> _TASK REQUIREMENTS_: Extract each line of the material that follows exactly and omit its pictures.

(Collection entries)
* * * * * * *
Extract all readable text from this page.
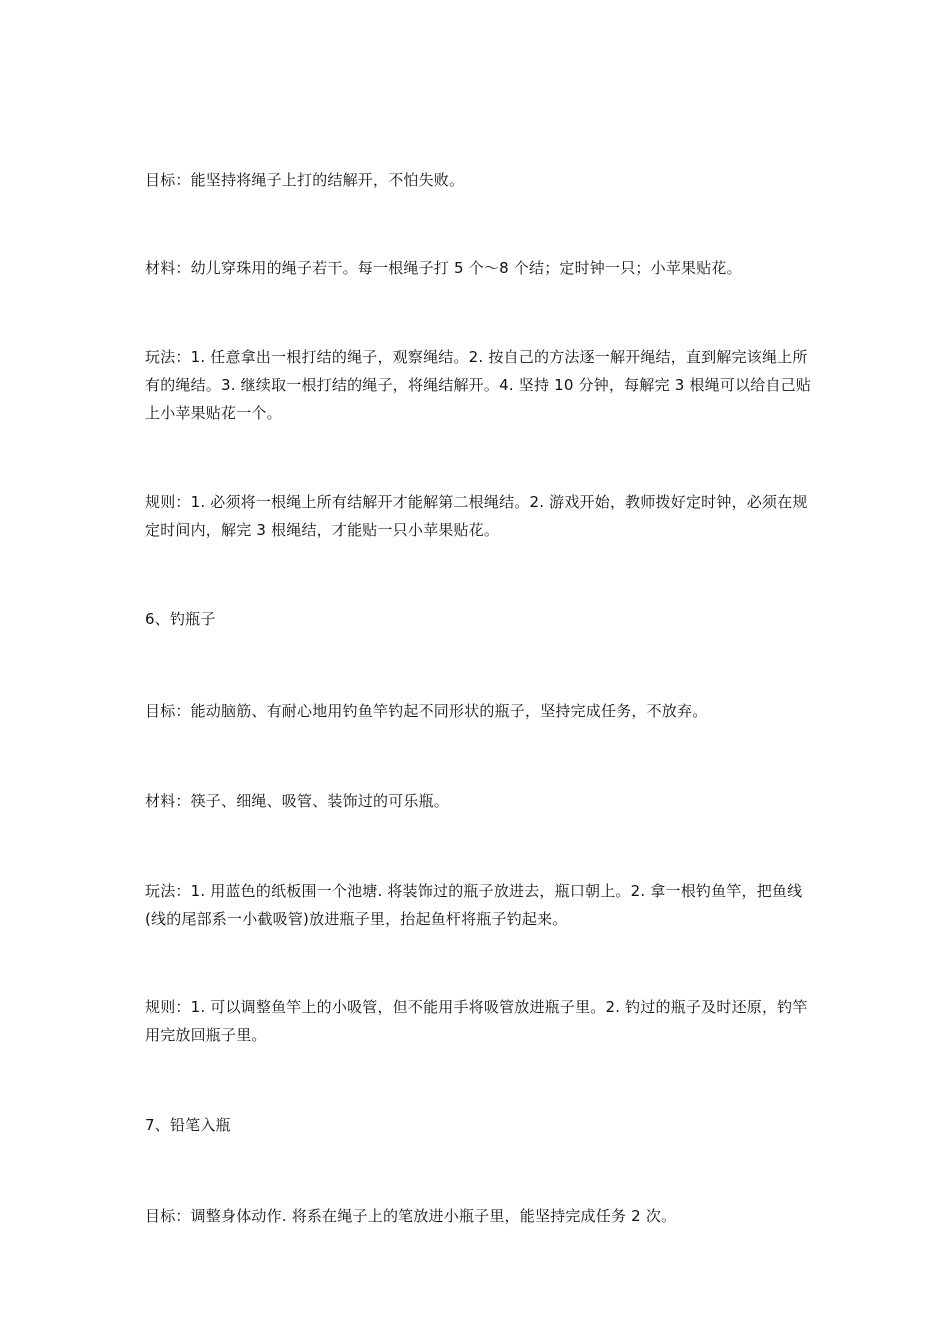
目标：能坚持将绳子上打的结解开，不怕失败。

材料：幼儿穿珠用的绳子若干。每一根绳子打 5 个～8 个结；定时钟一只；小苹果贴花。

玩法：1. 任意拿出一根打结的绳子，观察绳结。2. 按自己的方法逐一解开绳结，直到解完该绳上所有的绳结。3. 继续取一根打结的绳子，将绳结解开。4. 坚持 10 分钟，每解完 3 根绳可以给自己贴上小苹果贴花一个。

规则：1. 必须将一根绳上所有结解开才能解第二根绳结。2. 游戏开始，教师拨好定时钟，必须在规定时间内，解完 3 根绳结，才能贴一只小苹果贴花。

6、钓瓶子

目标：能动脑筋、有耐心地用钓鱼竿钓起不同形状的瓶子，坚持完成任务，不放弃。

材料：筷子、细绳、吸管、装饰过的可乐瓶。

玩法：1. 用蓝色的纸板围一个池塘. 将装饰过的瓶子放进去，瓶口朝上。2. 拿一根钓鱼竿，把鱼线(线的尾部系一小截吸管)放进瓶子里，抬起鱼杆将瓶子钓起来。

规则：1. 可以调整鱼竿上的小吸管，但不能用手将吸管放进瓶子里。2. 钓过的瓶子及时还原，钓竿用完放回瓶子里。

7、铅笔入瓶

目标：调整身体动作. 将系在绳子上的笔放进小瓶子里，能坚持完成任务 2 次。
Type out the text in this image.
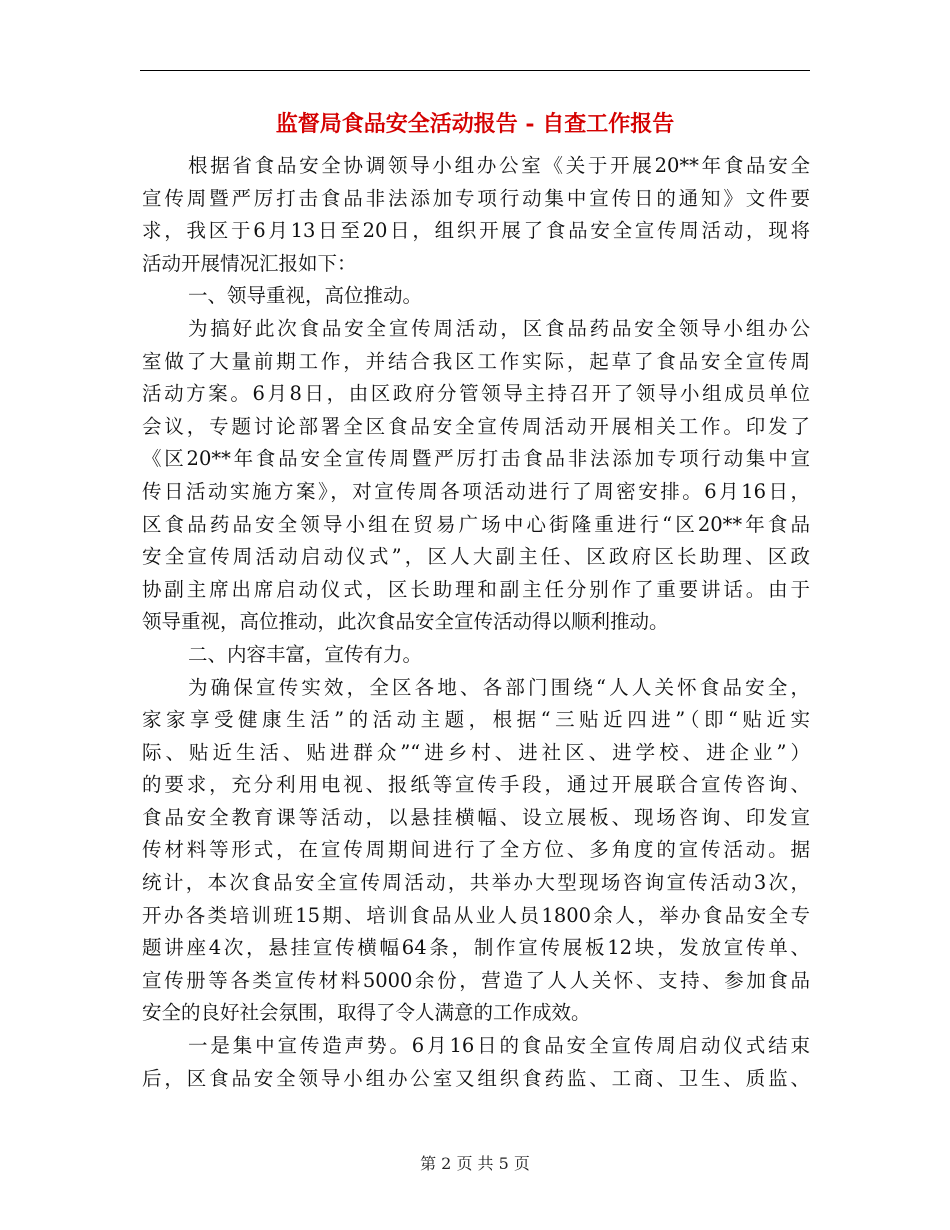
监督局食品安全活动报告 - 自查工作报告
根据省食品安全协调领导小组办公室《关于开展20**年食品安全
宣传周暨严厉打击食品非法添加专项行动集中宣传日的通知》文件要
求，我区于6月13日至20日，组织开展了食品安全宣传周活动，现将
活动开展情况汇报如下：
一、领导重视，高位推动。
为搞好此次食品安全宣传周活动，区食品药品安全领导小组办公
室做了大量前期工作，并结合我区工作实际，起草了食品安全宣传周
活动方案。6月8日，由区政府分管领导主持召开了领导小组成员单位
会议，专题讨论部署全区食品安全宣传周活动开展相关工作。印发了
《区20**年食品安全宣传周暨严厉打击食品非法添加专项行动集中宣
传日活动实施方案》，对宣传周各项活动进行了周密安排。6月16日，
区食品药品安全领导小组在贸易广场中心街隆重进行“区20**年食品
安全宣传周活动启动仪式”，区人大副主任、区政府区长助理、区政
协副主席出席启动仪式，区长助理和副主任分别作了重要讲话。由于
领导重视，高位推动，此次食品安全宣传活动得以顺利推动。
二、内容丰富，宣传有力。
为确保宣传实效，全区各地、各部门围绕“人人关怀食品安全，
家家享受健康生活”的活动主题，根据“三贴近四进”（即“贴近实
际、贴近生活、贴进群众”“进乡村、进社区、进学校、进企业”）
的要求，充分利用电视、报纸等宣传手段，通过开展联合宣传咨询、
食品安全教育课等活动，以悬挂横幅、设立展板、现场咨询、印发宣
传材料等形式，在宣传周期间进行了全方位、多角度的宣传活动。据
统计，本次食品安全宣传周活动，共举办大型现场咨询宣传活动3次，
开办各类培训班15期、培训食品从业人员1800余人，举办食品安全专
题讲座4次，悬挂宣传横幅64条，制作宣传展板12块，发放宣传单、
宣传册等各类宣传材料5000余份，营造了人人关怀、支持、参加食品
安全的良好社会氛围，取得了令人满意的工作成效。
一是集中宣传造声势。6月16日的食品安全宣传周启动仪式结束
后，区食品安全领导小组办公室又组织食药监、工商、卫生、质监、
第 2 页 共 5 页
* * * * * * *
> _REPLY_:
Extract all readable text from this page.
目标：能坚持将绳子上打的结解开，不怕失败。

材料：幼儿穿珠用的绳子若干。每一根绳子打 5 个～8 个结；定时钟一只；小苹果贴花。

玩法：1. 任意拿出一根打结的绳子，观察绳结。2. 按自己的方法逐一解开绳结，直到解完该绳上所有的绳结。3. 继续取一根打结的绳子，将绳结解开。4. 坚持 10 分钟，每解完 3 根绳可以给自己贴上小苹果贴花一个。

规则：1. 必须将一根绳上所有结解开才能解第二根绳结。2. 游戏开始，教师拨好定时钟，必须在规定时间内，解完 3 根绳结，才能贴一只小苹果贴花。

6、钓瓶子

目标：能动脑筋、有耐心地用钓鱼竿钓起不同形状的瓶子，坚持完成任务，不放弃。

材料：筷子、细绳、吸管、装饰过的可乐瓶。

玩法：1. 用蓝色的纸板围一个池塘. 将装饰过的瓶子放进去，瓶口朝上。2. 拿一根钓鱼竿，把鱼线(线的尾部系一小截吸管)放进瓶子里，抬起鱼杆将瓶子钓起来。

规则：1. 可以调整鱼竿上的小吸管，但不能用手将吸管放进瓶子里。2. 钓过的瓶子及时还原，钓竿用完放回瓶子里。

7、铅笔入瓶

目标：调整身体动作. 将系在绳子上的笔放进小瓶子里，能坚持完成任务 2 次。
Type out the text in this image.
监督局食品安全活动报告 - 自查工作报告
根据省食品安全协调领导小组办公室《关于开展20**年食品安全
宣传周暨严厉打击食品非法添加专项行动集中宣传日的通知》文件要
求，我区于6月13日至20日，组织开展了食品安全宣传周活动，现将
活动开展情况汇报如下：
一、领导重视，高位推动。
为搞好此次食品安全宣传周活动，区食品药品安全领导小组办公
室做了大量前期工作，并结合我区工作实际，起草了食品安全宣传周
活动方案。6月8日，由区政府分管领导主持召开了领导小组成员单位
会议，专题讨论部署全区食品安全宣传周活动开展相关工作。印发了
《区20**年食品安全宣传周暨严厉打击食品非法添加专项行动集中宣
传日活动实施方案》，对宣传周各项活动进行了周密安排。6月16日，
区食品药品安全领导小组在贸易广场中心街隆重进行“区20**年食品
安全宣传周活动启动仪式”，区人大副主任、区政府区长助理、区政
协副主席出席启动仪式，区长助理和副主任分别作了重要讲话。由于
领导重视，高位推动，此次食品安全宣传活动得以顺利推动。
二、内容丰富，宣传有力。
为确保宣传实效，全区各地、各部门围绕“人人关怀食品安全，
家家享受健康生活”的活动主题，根据“三贴近四进”（即“贴近实
际、贴近生活、贴进群众”“进乡村、进社区、进学校、进企业”）
的要求，充分利用电视、报纸等宣传手段，通过开展联合宣传咨询、
食品安全教育课等活动，以悬挂横幅、设立展板、现场咨询、印发宣
传材料等形式，在宣传周期间进行了全方位、多角度的宣传活动。据
统计，本次食品安全宣传周活动，共举办大型现场咨询宣传活动3次，
开办各类培训班15期、培训食品从业人员1800余人，举办食品安全专
题讲座4次，悬挂宣传横幅64条，制作宣传展板12块，发放宣传单、
宣传册等各类宣传材料5000余份，营造了人人关怀、支持、参加食品
安全的良好社会氛围，取得了令人满意的工作成效。
一是集中宣传造声势。6月16日的食品安全宣传周启动仪式结束
后，区食品安全领导小组办公室又组织食药监、工商、卫生、质监、
第 2 页 共 5 页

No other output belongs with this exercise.